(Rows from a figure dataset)
++++++++++

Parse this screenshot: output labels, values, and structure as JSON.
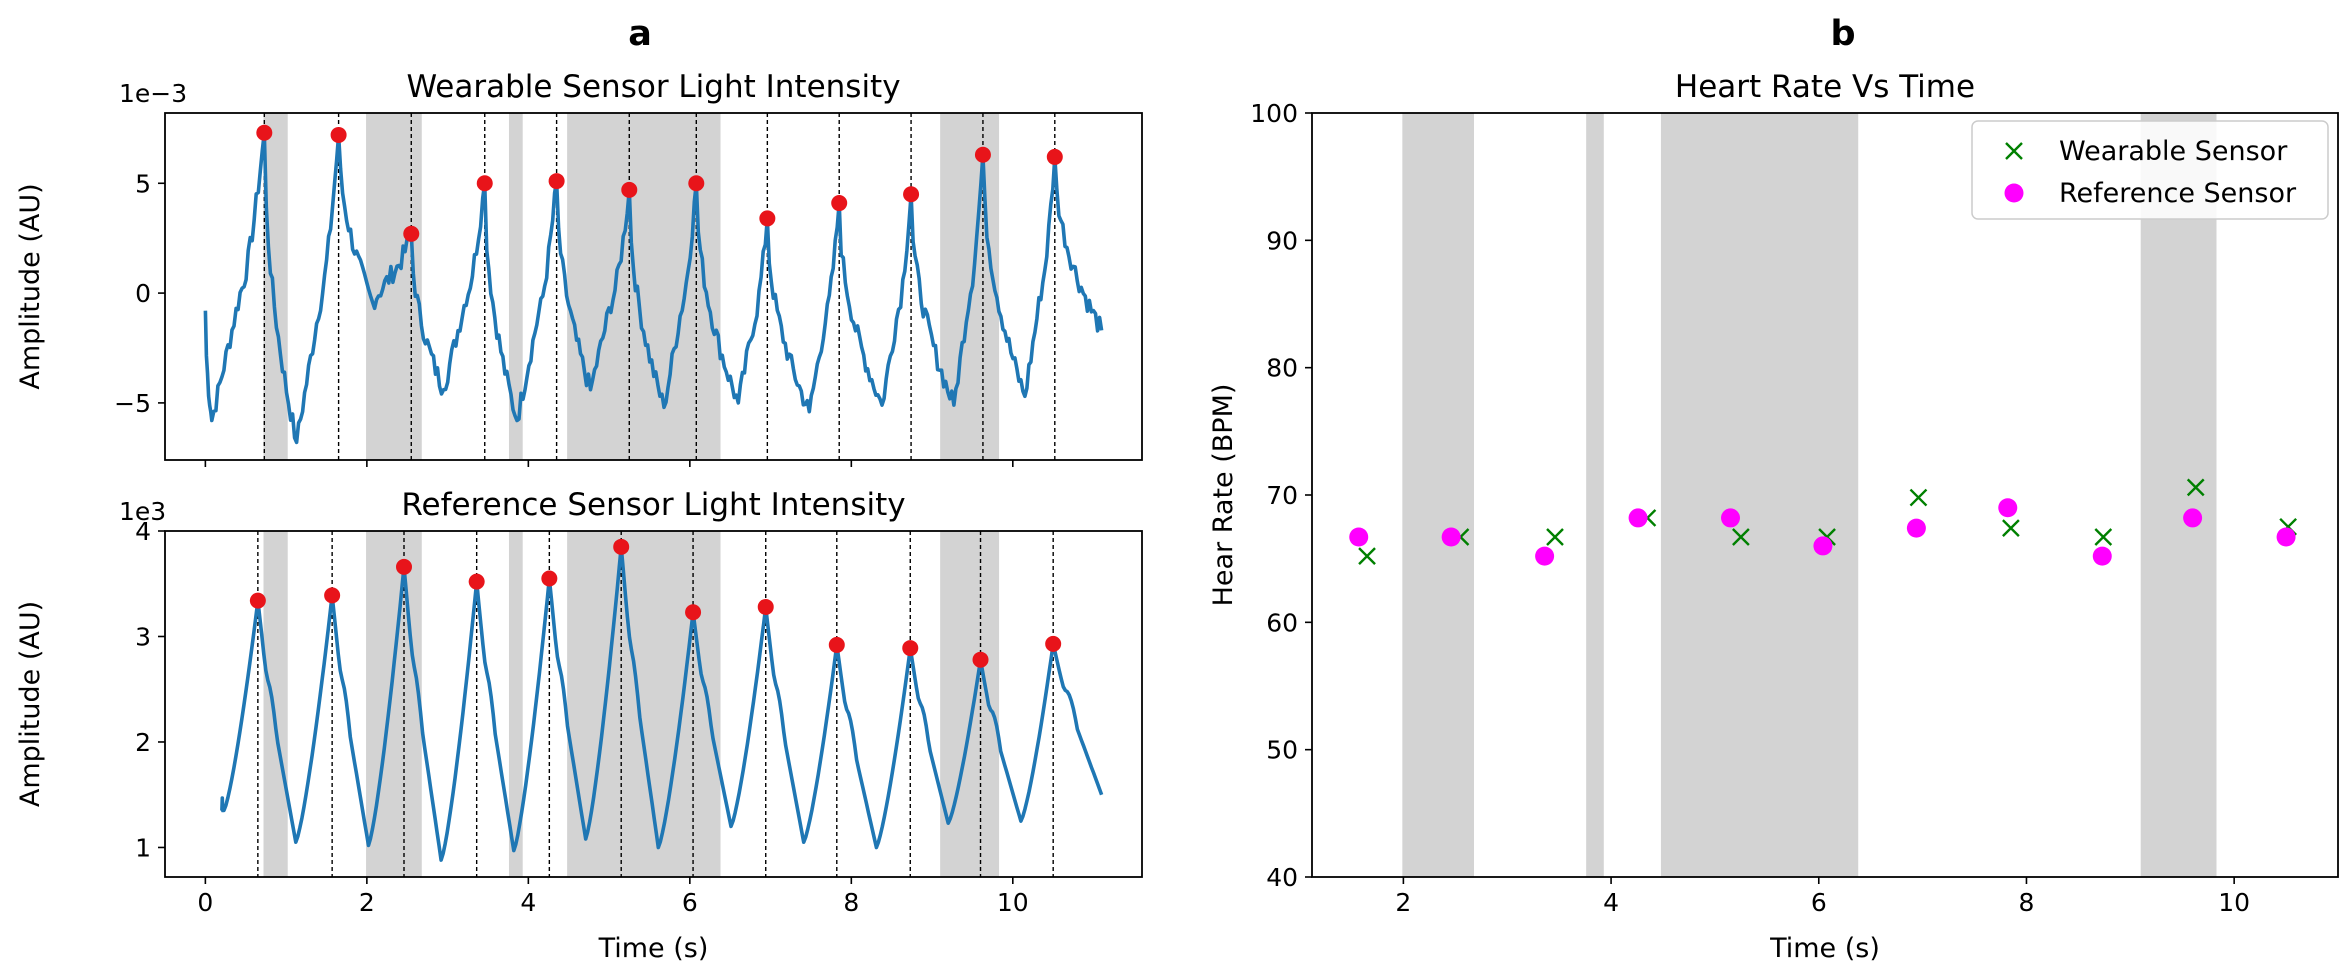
{
  "panels": {
    "a": "a",
    "b": "b"
  },
  "colors": {
    "signal": "#1f77b4",
    "peak": "#e8141a",
    "shade": "#d3d3d3",
    "wearable_marker": "#008000",
    "reference_marker": "#ff00ff"
  },
  "chart_data": [
    {
      "id": "wearable",
      "type": "line",
      "title": "Wearable Sensor Light Intensity",
      "xlabel": "",
      "ylabel": "Amplitude (AU)",
      "offset_text": "1e−3",
      "xlim": [
        -0.5,
        11.6
      ],
      "ylim": [
        -7.6,
        8.2
      ],
      "x_ticks": [
        0,
        2,
        4,
        6,
        8,
        10
      ],
      "y_ticks": [
        -5,
        0,
        5
      ],
      "y_tick_labels": [
        "−5",
        "0",
        "5"
      ],
      "shaded_regions": [
        [
          0.72,
          1.02
        ],
        [
          1.99,
          2.68
        ],
        [
          3.76,
          3.93
        ],
        [
          4.48,
          6.38
        ],
        [
          9.1,
          9.83
        ]
      ],
      "peak_times": [
        0.73,
        1.65,
        2.55,
        3.46,
        4.35,
        5.25,
        6.08,
        6.96,
        7.85,
        8.74,
        9.63,
        10.52
      ],
      "peak_values": [
        7.3,
        7.2,
        2.7,
        5.0,
        5.1,
        4.7,
        5.0,
        3.4,
        4.1,
        4.5,
        6.3,
        6.2
      ],
      "trough_times": [
        0.08,
        1.13,
        2.07,
        2.95,
        3.86,
        4.77,
        5.68,
        6.6,
        7.48,
        8.38,
        9.27,
        10.15,
        11.1
      ],
      "trough_values": [
        -5.8,
        -6.8,
        -0.4,
        -4.4,
        -5.8,
        -4.4,
        -5.2,
        -5.0,
        -5.4,
        -5.1,
        -5.1,
        -4.7,
        -1.7
      ]
    },
    {
      "id": "reference",
      "type": "line",
      "title": "Reference Sensor Light Intensity",
      "xlabel": "Time (s)",
      "ylabel": "Amplitude (AU)",
      "offset_text": "1e3",
      "xlim": [
        -0.5,
        11.6
      ],
      "ylim": [
        0.72,
        4.0
      ],
      "x_ticks": [
        0,
        2,
        4,
        6,
        8,
        10
      ],
      "y_ticks": [
        1,
        2,
        3,
        4
      ],
      "y_tick_labels": [
        "1",
        "2",
        "3",
        "4"
      ],
      "shaded_regions": [
        [
          0.72,
          1.02
        ],
        [
          1.99,
          2.68
        ],
        [
          3.76,
          3.93
        ],
        [
          4.48,
          6.38
        ],
        [
          9.1,
          9.83
        ]
      ],
      "peak_times": [
        0.65,
        1.57,
        2.46,
        3.36,
        4.26,
        5.15,
        6.04,
        6.94,
        7.82,
        8.73,
        9.6,
        10.5
      ],
      "peak_values": [
        3.34,
        3.39,
        3.66,
        3.52,
        3.55,
        3.85,
        3.23,
        3.28,
        2.92,
        2.89,
        2.78,
        2.93
      ],
      "trough_times": [
        0.23,
        1.12,
        2.02,
        2.92,
        3.82,
        4.71,
        5.61,
        6.51,
        7.41,
        8.31,
        9.2,
        10.1,
        11.1
      ],
      "trough_values": [
        1.35,
        1.05,
        1.02,
        0.88,
        0.97,
        1.08,
        1.0,
        1.2,
        1.05,
        1.0,
        1.23,
        1.25,
        1.5
      ]
    },
    {
      "id": "heart-rate",
      "type": "scatter",
      "title": "Heart Rate Vs Time",
      "xlabel": "Time (s)",
      "ylabel": "Hear Rate (BPM)",
      "xlim": [
        1.12,
        11.0
      ],
      "ylim": [
        40,
        100
      ],
      "x_ticks": [
        2,
        4,
        6,
        8,
        10
      ],
      "y_ticks": [
        40,
        50,
        60,
        70,
        80,
        90,
        100
      ],
      "shaded_regions": [
        [
          1.99,
          2.68
        ],
        [
          3.76,
          3.93
        ],
        [
          4.48,
          6.38
        ],
        [
          9.1,
          9.83
        ]
      ],
      "legend_position": "top-right",
      "series": [
        {
          "name": "Wearable Sensor",
          "marker": "x",
          "x": [
            1.65,
            2.55,
            3.46,
            4.35,
            5.25,
            6.08,
            6.96,
            7.85,
            8.74,
            9.63,
            10.52
          ],
          "y": [
            65.2,
            66.7,
            66.7,
            68.2,
            66.7,
            66.7,
            69.8,
            67.4,
            66.7,
            70.6,
            67.5
          ]
        },
        {
          "name": "Reference Sensor",
          "marker": "circle",
          "x": [
            1.57,
            2.46,
            3.36,
            4.26,
            5.15,
            6.04,
            6.94,
            7.82,
            8.73,
            9.6,
            10.5
          ],
          "y": [
            66.7,
            66.7,
            65.2,
            68.2,
            68.2,
            66.0,
            67.4,
            69.0,
            65.2,
            68.2,
            66.7
          ]
        }
      ]
    }
  ]
}
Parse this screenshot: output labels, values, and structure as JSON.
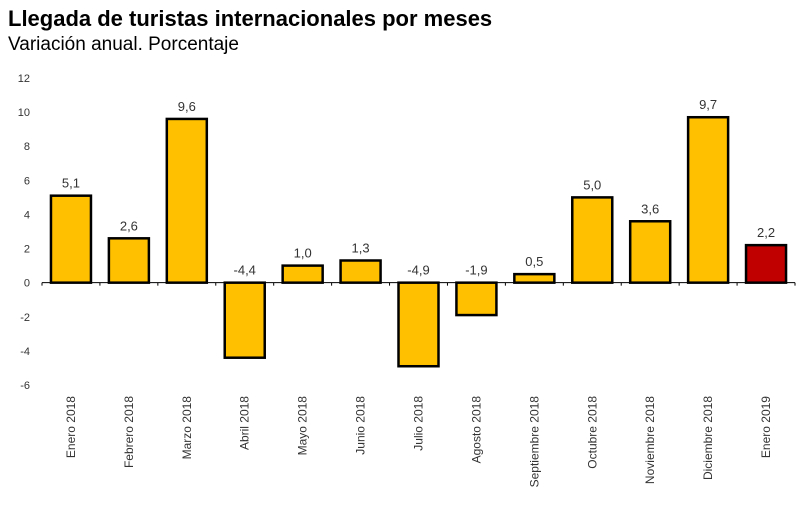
{
  "chart_data": {
    "type": "bar",
    "title": "Llegada de turistas internacionales por meses",
    "subtitle": "Variación anual. Porcentaje",
    "xlabel": "",
    "ylabel": "",
    "ylim": [
      -6,
      12
    ],
    "yticks": [
      12,
      10,
      8,
      6,
      4,
      2,
      0,
      -2,
      -4,
      -6
    ],
    "grid": false,
    "legend": "none",
    "categories": [
      "Enero 2018",
      "Febrero 2018",
      "Marzo 2018",
      "Abril 2018",
      "Mayo 2018",
      "Junio 2018",
      "Julio 2018",
      "Agosto 2018",
      "Septiembre 2018",
      "Octubre 2018",
      "Noviembre 2018",
      "Diciembre 2018",
      "Enero 2019"
    ],
    "values": [
      5.1,
      2.6,
      9.6,
      -4.4,
      1.0,
      1.3,
      -4.9,
      -1.9,
      0.5,
      5.0,
      3.6,
      9.7,
      2.2
    ],
    "value_labels": [
      "5,1",
      "2,6",
      "9,6",
      "-4,4",
      "1,0",
      "1,3",
      "-4,9",
      "-1,9",
      "0,5",
      "5,0",
      "3,6",
      "9,7",
      "2,2"
    ],
    "colors": {
      "default_bar": "#ffc000",
      "highlight_bar": "#c00000",
      "bar_border": "#000000"
    },
    "highlight_index": 12
  }
}
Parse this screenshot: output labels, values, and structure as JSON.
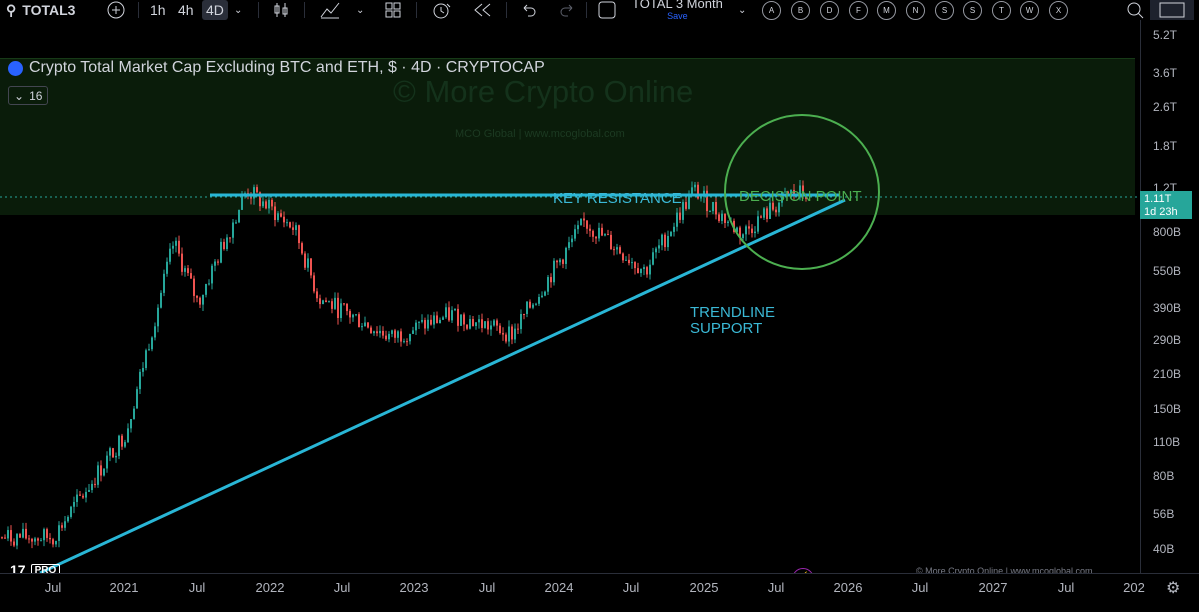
{
  "toolbar": {
    "symbol": "TOTAL3",
    "intervals": [
      "1h",
      "4h",
      "4D"
    ],
    "active_interval": "4D",
    "layout_name": "TOTAL 3 Month",
    "layout_status": "Save",
    "alpha_buttons": [
      "A",
      "B",
      "D",
      "F",
      "M",
      "N",
      "S",
      "S",
      "T",
      "W",
      "X"
    ]
  },
  "legend": {
    "title": "Crypto Total Market Cap Excluding BTC and ETH, $ · 4D · CRYPTOCAP",
    "collapsed_count": "16"
  },
  "watermark": {
    "main": "© More Crypto Online",
    "sub": "MCO Global  |  www.mcoglobal.com"
  },
  "annotations": {
    "key_resistance": "KEY RESISTANCE",
    "decision_point": "DECISION POINT",
    "trendline_line1": "TRENDLINE",
    "trendline_line2": "SUPPORT"
  },
  "branding": {
    "logo_text": "17",
    "pro": "PRO"
  },
  "credit": "© More Crypto Online  |  www.mcoglobal.com",
  "price_axis": {
    "labels": [
      "5.2T",
      "3.6T",
      "2.6T",
      "1.8T",
      "1.2T",
      "800B",
      "550B",
      "390B",
      "290B",
      "210B",
      "150B",
      "110B",
      "80B",
      "56B",
      "40B"
    ],
    "current_price": "1.11T",
    "countdown": "1d 23h"
  },
  "time_axis": {
    "labels": [
      "Jul",
      "2021",
      "Jul",
      "2022",
      "Jul",
      "2023",
      "Jul",
      "2024",
      "Jul",
      "2025",
      "Jul",
      "2026",
      "Jul",
      "2027",
      "Jul",
      "202"
    ]
  },
  "colors": {
    "up": "#26a69a",
    "down": "#ef5350",
    "trendline": "#29b6d6",
    "decision_circle": "#4caf50"
  },
  "chart_data": {
    "type": "candlestick",
    "scale": "log",
    "y_unit": "USD",
    "ylim": [
      40000000000,
      5200000000000
    ],
    "key_resistance": 1150000000000,
    "close_series": [
      {
        "t": "2020-07",
        "v": 45000000000
      },
      {
        "t": "2021-01",
        "v": 120000000000
      },
      {
        "t": "2021-05",
        "v": 700000000000
      },
      {
        "t": "2021-07",
        "v": 400000000000
      },
      {
        "t": "2021-11",
        "v": 1150000000000
      },
      {
        "t": "2022-03",
        "v": 800000000000
      },
      {
        "t": "2022-05",
        "v": 420000000000
      },
      {
        "t": "2022-11",
        "v": 290000000000
      },
      {
        "t": "2023-04",
        "v": 360000000000
      },
      {
        "t": "2023-09",
        "v": 300000000000
      },
      {
        "t": "2024-03",
        "v": 850000000000
      },
      {
        "t": "2024-08",
        "v": 540000000000
      },
      {
        "t": "2024-12",
        "v": 1150000000000
      },
      {
        "t": "2025-04",
        "v": 760000000000
      },
      {
        "t": "2025-08",
        "v": 1110000000000
      }
    ]
  }
}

++++++++++

Gather each line in these records that contains the string "Online".

> [Response]
    "main": "© More Crypto Online",
  "credit": "© More Crypto Online  |  www.mcoglobal.com",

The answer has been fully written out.